Element location listings:
------------------------------------

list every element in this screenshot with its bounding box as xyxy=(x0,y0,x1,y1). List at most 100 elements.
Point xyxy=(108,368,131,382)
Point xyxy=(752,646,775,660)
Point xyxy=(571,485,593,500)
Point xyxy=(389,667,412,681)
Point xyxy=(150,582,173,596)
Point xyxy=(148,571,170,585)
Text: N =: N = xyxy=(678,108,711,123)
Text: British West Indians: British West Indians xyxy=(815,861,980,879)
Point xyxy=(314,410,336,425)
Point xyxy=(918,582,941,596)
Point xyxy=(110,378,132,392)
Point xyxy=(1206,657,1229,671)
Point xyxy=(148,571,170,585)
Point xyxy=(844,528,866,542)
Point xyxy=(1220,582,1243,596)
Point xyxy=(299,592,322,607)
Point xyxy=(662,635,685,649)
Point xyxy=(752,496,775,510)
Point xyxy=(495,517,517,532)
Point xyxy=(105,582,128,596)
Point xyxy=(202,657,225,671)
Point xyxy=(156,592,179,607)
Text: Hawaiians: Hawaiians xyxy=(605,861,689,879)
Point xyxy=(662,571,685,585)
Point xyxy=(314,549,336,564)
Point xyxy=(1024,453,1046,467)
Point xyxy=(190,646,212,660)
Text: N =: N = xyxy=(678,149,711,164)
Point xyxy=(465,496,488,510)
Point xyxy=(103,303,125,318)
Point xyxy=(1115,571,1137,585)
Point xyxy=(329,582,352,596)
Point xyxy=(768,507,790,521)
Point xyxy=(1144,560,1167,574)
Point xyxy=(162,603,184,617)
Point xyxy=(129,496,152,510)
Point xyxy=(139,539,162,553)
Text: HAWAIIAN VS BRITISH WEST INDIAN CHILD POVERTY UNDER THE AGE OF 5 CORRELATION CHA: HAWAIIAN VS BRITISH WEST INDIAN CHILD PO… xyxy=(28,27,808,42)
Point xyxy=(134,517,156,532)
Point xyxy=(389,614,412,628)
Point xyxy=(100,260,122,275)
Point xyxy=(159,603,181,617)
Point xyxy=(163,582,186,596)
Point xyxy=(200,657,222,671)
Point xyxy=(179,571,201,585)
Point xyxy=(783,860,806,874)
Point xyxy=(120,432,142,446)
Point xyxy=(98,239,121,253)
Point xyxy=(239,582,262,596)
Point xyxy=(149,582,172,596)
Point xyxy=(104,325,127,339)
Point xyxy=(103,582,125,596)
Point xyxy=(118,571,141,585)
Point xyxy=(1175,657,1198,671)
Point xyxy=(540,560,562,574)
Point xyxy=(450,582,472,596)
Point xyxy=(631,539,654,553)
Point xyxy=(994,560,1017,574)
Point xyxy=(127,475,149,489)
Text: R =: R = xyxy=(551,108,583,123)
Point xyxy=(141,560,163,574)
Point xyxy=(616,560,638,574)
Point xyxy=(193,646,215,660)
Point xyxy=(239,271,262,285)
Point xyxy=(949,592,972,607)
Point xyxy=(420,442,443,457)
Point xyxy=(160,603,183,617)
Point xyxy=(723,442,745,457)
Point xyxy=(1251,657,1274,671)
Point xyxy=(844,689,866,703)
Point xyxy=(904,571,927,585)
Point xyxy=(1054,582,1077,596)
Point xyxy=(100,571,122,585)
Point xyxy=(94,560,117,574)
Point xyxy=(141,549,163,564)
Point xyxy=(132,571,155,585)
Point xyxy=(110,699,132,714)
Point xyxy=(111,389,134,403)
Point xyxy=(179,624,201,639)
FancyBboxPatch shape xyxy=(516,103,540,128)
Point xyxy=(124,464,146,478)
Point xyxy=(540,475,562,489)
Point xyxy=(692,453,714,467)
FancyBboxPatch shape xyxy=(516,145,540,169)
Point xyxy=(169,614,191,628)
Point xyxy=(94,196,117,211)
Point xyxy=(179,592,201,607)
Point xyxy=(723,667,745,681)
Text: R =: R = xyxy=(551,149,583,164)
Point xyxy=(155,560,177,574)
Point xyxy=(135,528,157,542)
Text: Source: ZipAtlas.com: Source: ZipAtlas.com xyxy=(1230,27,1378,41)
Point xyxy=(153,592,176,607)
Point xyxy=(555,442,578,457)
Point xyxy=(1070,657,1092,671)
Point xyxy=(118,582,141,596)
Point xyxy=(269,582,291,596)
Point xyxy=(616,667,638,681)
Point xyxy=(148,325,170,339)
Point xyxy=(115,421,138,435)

------------------------------------

Written problem:
Reproduce verbatim the lines from the start of the items up to and including the line containing "Point xyxy=(150,582,173,596)".

Answer to this exercise:
list every element in this screenshot with its bounding box as xyxy=(x0,y0,x1,y1). List at most 100 elements.
Point xyxy=(108,368,131,382)
Point xyxy=(752,646,775,660)
Point xyxy=(571,485,593,500)
Point xyxy=(389,667,412,681)
Point xyxy=(150,582,173,596)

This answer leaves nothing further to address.